-- Begin --

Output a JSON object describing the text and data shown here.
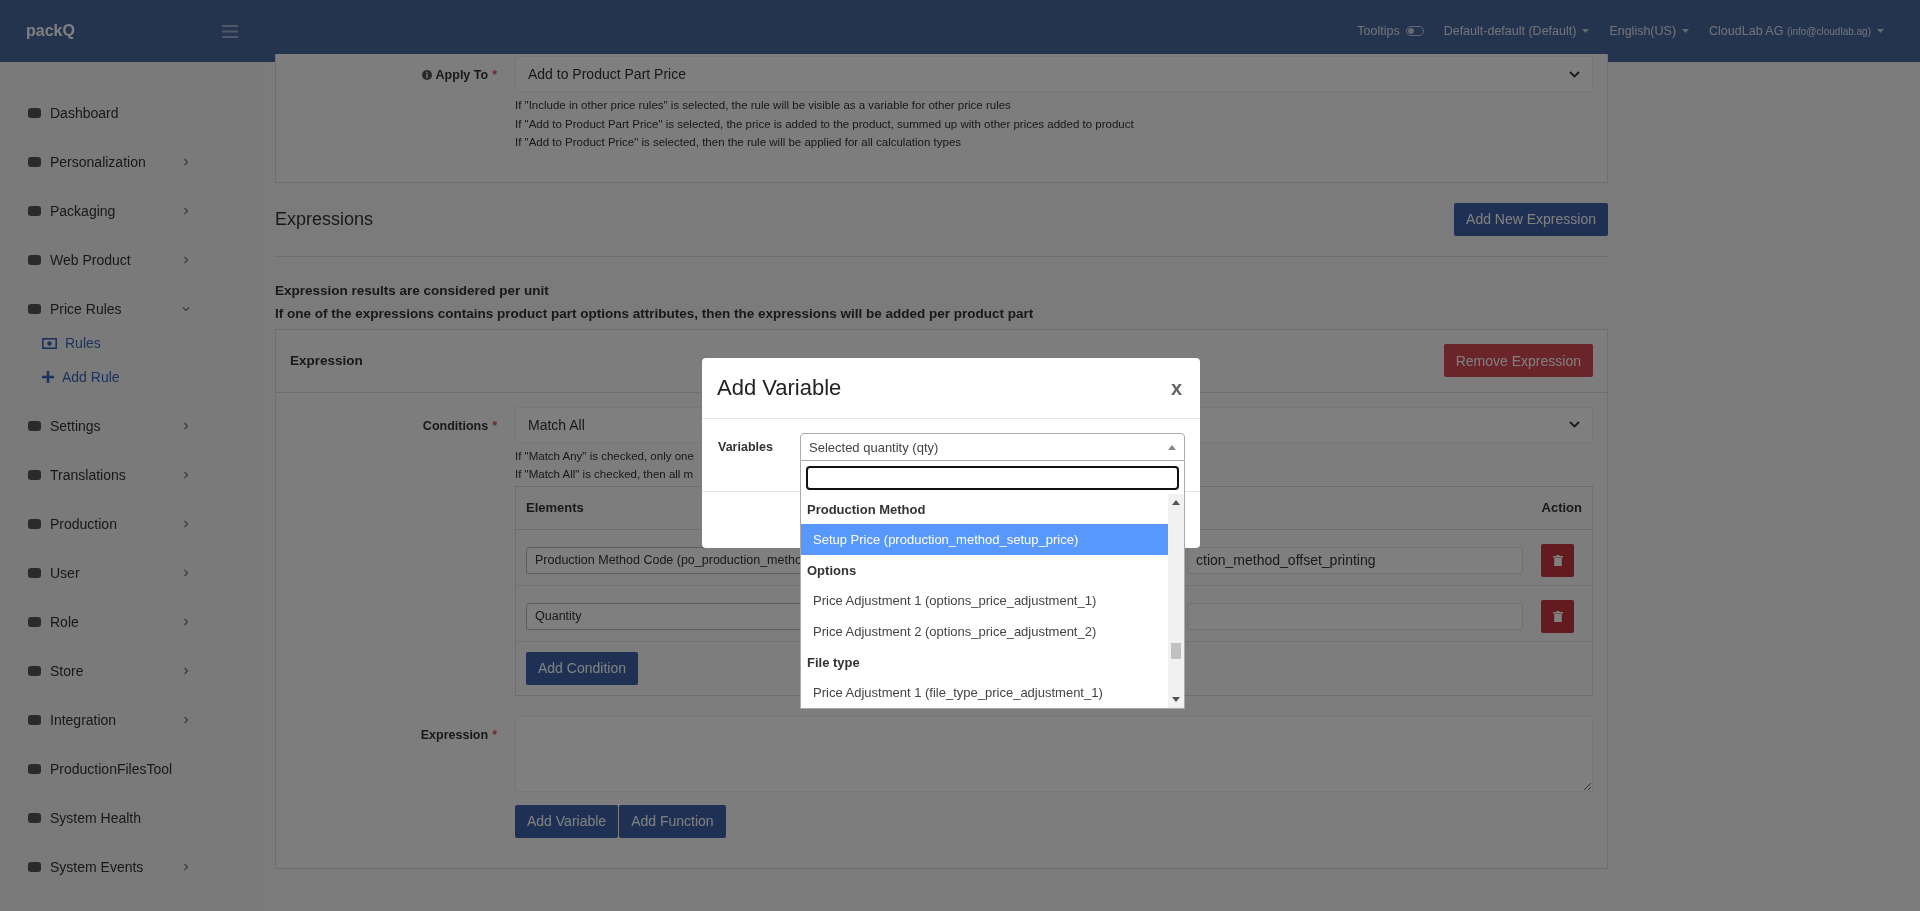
{
  "header": {
    "logo": "packQ",
    "tooltips_label": "Tooltips",
    "tooltips_on": false,
    "store_select": "Default-default (Default)",
    "language_select": "English(US)",
    "account": "CloudLab AG",
    "account_email": "(info@cloudlab.ag)"
  },
  "sidebar": {
    "items": [
      {
        "label": "Dashboard"
      },
      {
        "label": "Personalization",
        "expanded": false
      },
      {
        "label": "Packaging",
        "expanded": false
      },
      {
        "label": "Web Product",
        "expanded": false
      },
      {
        "label": "Price Rules",
        "expanded": true,
        "children": [
          {
            "label": "Rules"
          },
          {
            "label": "Add Rule"
          }
        ]
      },
      {
        "label": "Settings",
        "expanded": false
      },
      {
        "label": "Translations",
        "expanded": false
      },
      {
        "label": "Production",
        "expanded": false
      },
      {
        "label": "User",
        "expanded": false
      },
      {
        "label": "Role",
        "expanded": false
      },
      {
        "label": "Store",
        "expanded": false
      },
      {
        "label": "Integration",
        "expanded": false
      },
      {
        "label": "ProductionFilesTool"
      },
      {
        "label": "System Health"
      },
      {
        "label": "System Events",
        "expanded": false
      }
    ]
  },
  "apply_to": {
    "label": "Apply To",
    "required_mark": "*",
    "value": "Add to Product Part Price",
    "help": [
      "If \"Include in other price rules\" is selected, the rule will be visible as a variable for other price rules",
      "If \"Add to Product Part Price\" is selected, the price is added to the product, summed up with other prices added to product",
      "If \"Add to Product Price\" is selected, then the rule will be applied for all calculation types"
    ]
  },
  "expressions": {
    "title": "Expressions",
    "add_button": "Add New Expression",
    "notes": [
      "Expression results are considered per unit",
      "If one of the expressions contains product part options attributes, then the expressions will be added per product part"
    ]
  },
  "expression_card": {
    "title": "Expression",
    "remove_button": "Remove Expression",
    "conditions": {
      "label": "Conditions",
      "required_mark": "*",
      "value": "Match All",
      "help": [
        "If \"Match Any\" is checked, only one",
        "If \"Match All\" is checked, then all m"
      ],
      "table": {
        "columns": [
          "Elements",
          "Action"
        ],
        "rows": [
          {
            "element": "Production Method Code (po_production_metho",
            "value": "ction_method_offset_printing"
          },
          {
            "element": "Quantity",
            "value": ""
          }
        ]
      },
      "add_button": "Add Condition"
    },
    "expression": {
      "label": "Expression",
      "required_mark": "*"
    },
    "buttons": [
      "Add Variable",
      "Add Function"
    ]
  },
  "modal": {
    "title": "Add Variable",
    "close": "x",
    "field_label": "Variables",
    "select_value": "Selected quantity (qty)",
    "dropdown_open": true,
    "options": [
      {
        "kind": "group",
        "label": "Production Method"
      },
      {
        "kind": "option",
        "label": "Setup Price (production_method_setup_price)",
        "selected": true
      },
      {
        "kind": "group",
        "label": "Options"
      },
      {
        "kind": "option",
        "label": "Price Adjustment 1 (options_price_adjustment_1)",
        "selected": false
      },
      {
        "kind": "option",
        "label": "Price Adjustment 2 (options_price_adjustment_2)",
        "selected": false
      },
      {
        "kind": "group",
        "label": "File type"
      },
      {
        "kind": "option",
        "label": "Price Adjustment 1 (file_type_price_adjustment_1)",
        "selected": false
      }
    ]
  }
}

-- End --

▸ **WHAT IS REQUIRED**
State the count of lines holding the string "true" in the listing above, and nothing else.

▸ **EXERCISE OUTPUT**
3